* [Exercise goal]
Transcribe the records below exactly, leaving out any pictures.

Stored items from a collection
+===+

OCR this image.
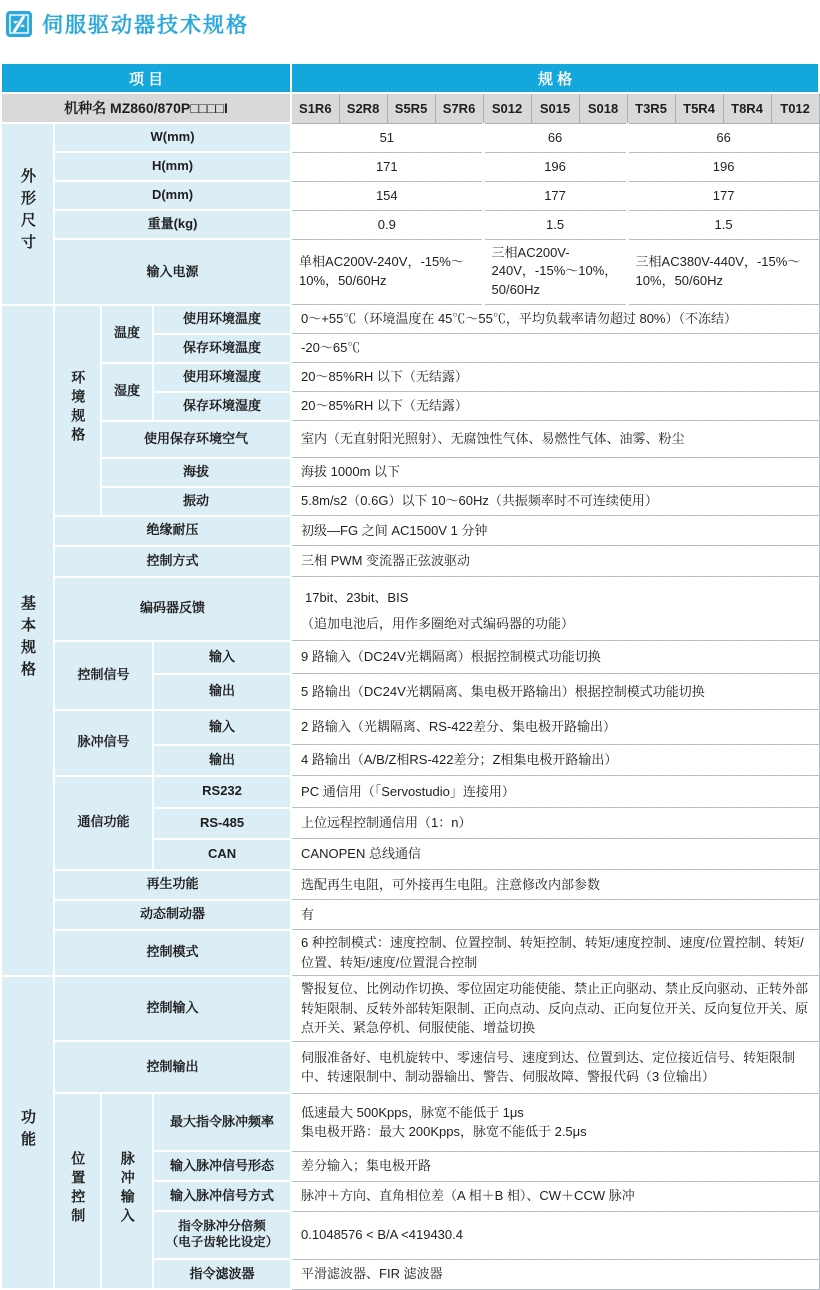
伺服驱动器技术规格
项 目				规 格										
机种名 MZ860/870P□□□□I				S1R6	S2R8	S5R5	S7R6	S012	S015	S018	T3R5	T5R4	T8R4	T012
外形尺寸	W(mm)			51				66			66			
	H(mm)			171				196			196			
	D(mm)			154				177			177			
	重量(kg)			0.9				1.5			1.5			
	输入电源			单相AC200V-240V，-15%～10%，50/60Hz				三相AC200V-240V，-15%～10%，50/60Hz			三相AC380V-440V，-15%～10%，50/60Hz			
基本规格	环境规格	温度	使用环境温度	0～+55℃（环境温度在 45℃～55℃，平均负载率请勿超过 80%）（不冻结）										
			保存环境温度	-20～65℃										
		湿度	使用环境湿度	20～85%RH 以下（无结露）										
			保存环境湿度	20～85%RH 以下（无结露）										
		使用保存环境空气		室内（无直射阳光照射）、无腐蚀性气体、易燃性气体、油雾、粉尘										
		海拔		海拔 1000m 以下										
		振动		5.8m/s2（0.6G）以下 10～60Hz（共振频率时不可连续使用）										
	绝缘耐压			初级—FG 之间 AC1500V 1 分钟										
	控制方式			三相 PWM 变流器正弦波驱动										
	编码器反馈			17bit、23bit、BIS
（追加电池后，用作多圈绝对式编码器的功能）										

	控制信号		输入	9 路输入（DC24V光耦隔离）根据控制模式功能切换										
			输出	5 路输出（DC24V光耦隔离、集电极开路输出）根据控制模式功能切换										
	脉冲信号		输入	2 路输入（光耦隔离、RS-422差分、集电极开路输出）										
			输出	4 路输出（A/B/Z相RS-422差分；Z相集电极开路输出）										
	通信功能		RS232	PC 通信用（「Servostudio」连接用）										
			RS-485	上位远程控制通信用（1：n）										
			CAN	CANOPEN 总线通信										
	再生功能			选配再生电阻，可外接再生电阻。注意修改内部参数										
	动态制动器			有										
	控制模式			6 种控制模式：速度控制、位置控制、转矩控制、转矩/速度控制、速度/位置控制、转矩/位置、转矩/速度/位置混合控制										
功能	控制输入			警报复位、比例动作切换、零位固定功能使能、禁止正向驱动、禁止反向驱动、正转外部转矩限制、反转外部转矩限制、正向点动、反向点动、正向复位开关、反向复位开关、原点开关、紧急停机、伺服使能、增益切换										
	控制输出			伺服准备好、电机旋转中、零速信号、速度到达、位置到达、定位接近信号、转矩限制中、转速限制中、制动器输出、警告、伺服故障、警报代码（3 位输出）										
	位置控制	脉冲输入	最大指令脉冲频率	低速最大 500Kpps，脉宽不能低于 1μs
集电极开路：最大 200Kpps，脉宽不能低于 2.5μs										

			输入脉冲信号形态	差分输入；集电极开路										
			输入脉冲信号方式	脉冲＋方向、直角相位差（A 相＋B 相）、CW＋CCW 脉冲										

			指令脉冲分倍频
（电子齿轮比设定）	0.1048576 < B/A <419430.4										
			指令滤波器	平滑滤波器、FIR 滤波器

+===+

* [Result of the task]
OCR this image.
伺服驱动器技术规格
项 目				规 格										
机种名 MZ860/870P□□□□I				S1R6	S2R8	S5R5	S7R6	S012	S015	S018	T3R5	T5R4	T8R4	T012
外形尺寸	W(mm)			51				66			66			
	H(mm)			171				196			196			
	D(mm)			154				177			177			
	重量(kg)			0.9				1.5			1.5			
	输入电源			单相AC200V-240V，-15%～10%，50/60Hz				三相AC200V-240V，-15%～10%，50/60Hz			三相AC380V-440V，-15%～10%，50/60Hz			
基本规格	环境规格	温度	使用环境温度	0～+55℃（环境温度在 45℃～55℃，平均负载率请勿超过 80%）（不冻结）										
			保存环境温度	-20～65℃										
		湿度	使用环境湿度	20～85%RH 以下（无结露）										
			保存环境湿度	20～85%RH 以下（无结露）										
		使用保存环境空气		室内（无直射阳光照射）、无腐蚀性气体、易燃性气体、油雾、粉尘										
		海拔		海拔 1000m 以下										
		振动		5.8m/s2（0.6G）以下 10～60Hz（共振频率时不可连续使用）										
	绝缘耐压			初级—FG 之间 AC1500V 1 分钟										
	控制方式			三相 PWM 变流器正弦波驱动										
	编码器反馈			17bit、23bit、BIS
（追加电池后，用作多圈绝对式编码器的功能）										

	控制信号		输入	9 路输入（DC24V光耦隔离）根据控制模式功能切换										
			输出	5 路输出（DC24V光耦隔离、集电极开路输出）根据控制模式功能切换										
	脉冲信号		输入	2 路输入（光耦隔离、RS-422差分、集电极开路输出）										
			输出	4 路输出（A/B/Z相RS-422差分；Z相集电极开路输出）										
	通信功能		RS232	PC 通信用（「Servostudio」连接用）										
			RS-485	上位远程控制通信用（1：n）										
			CAN	CANOPEN 总线通信										
	再生功能			选配再生电阻，可外接再生电阻。注意修改内部参数										
	动态制动器			有										
	控制模式			6 种控制模式：速度控制、位置控制、转矩控制、转矩/速度控制、速度/位置控制、转矩/位置、转矩/速度/位置混合控制										
功能	控制输入			警报复位、比例动作切换、零位固定功能使能、禁止正向驱动、禁止反向驱动、正转外部转矩限制、反转外部转矩限制、正向点动、反向点动、正向复位开关、反向复位开关、原点开关、紧急停机、伺服使能、增益切换										
	控制输出			伺服准备好、电机旋转中、零速信号、速度到达、位置到达、定位接近信号、转矩限制中、转速限制中、制动器输出、警告、伺服故障、警报代码（3 位输出）										
	位置控制	脉冲输入	最大指令脉冲频率	低速最大 500Kpps，脉宽不能低于 1μs
集电极开路：最大 200Kpps，脉宽不能低于 2.5μs										

			输入脉冲信号形态	差分输入；集电极开路										
			输入脉冲信号方式	脉冲＋方向、直角相位差（A 相＋B 相）、CW＋CCW 脉冲										

			指令脉冲分倍频
（电子齿轮比设定）	0.1048576 < B/A <419430.4										
			指令滤波器	平滑滤波器、FIR 滤波器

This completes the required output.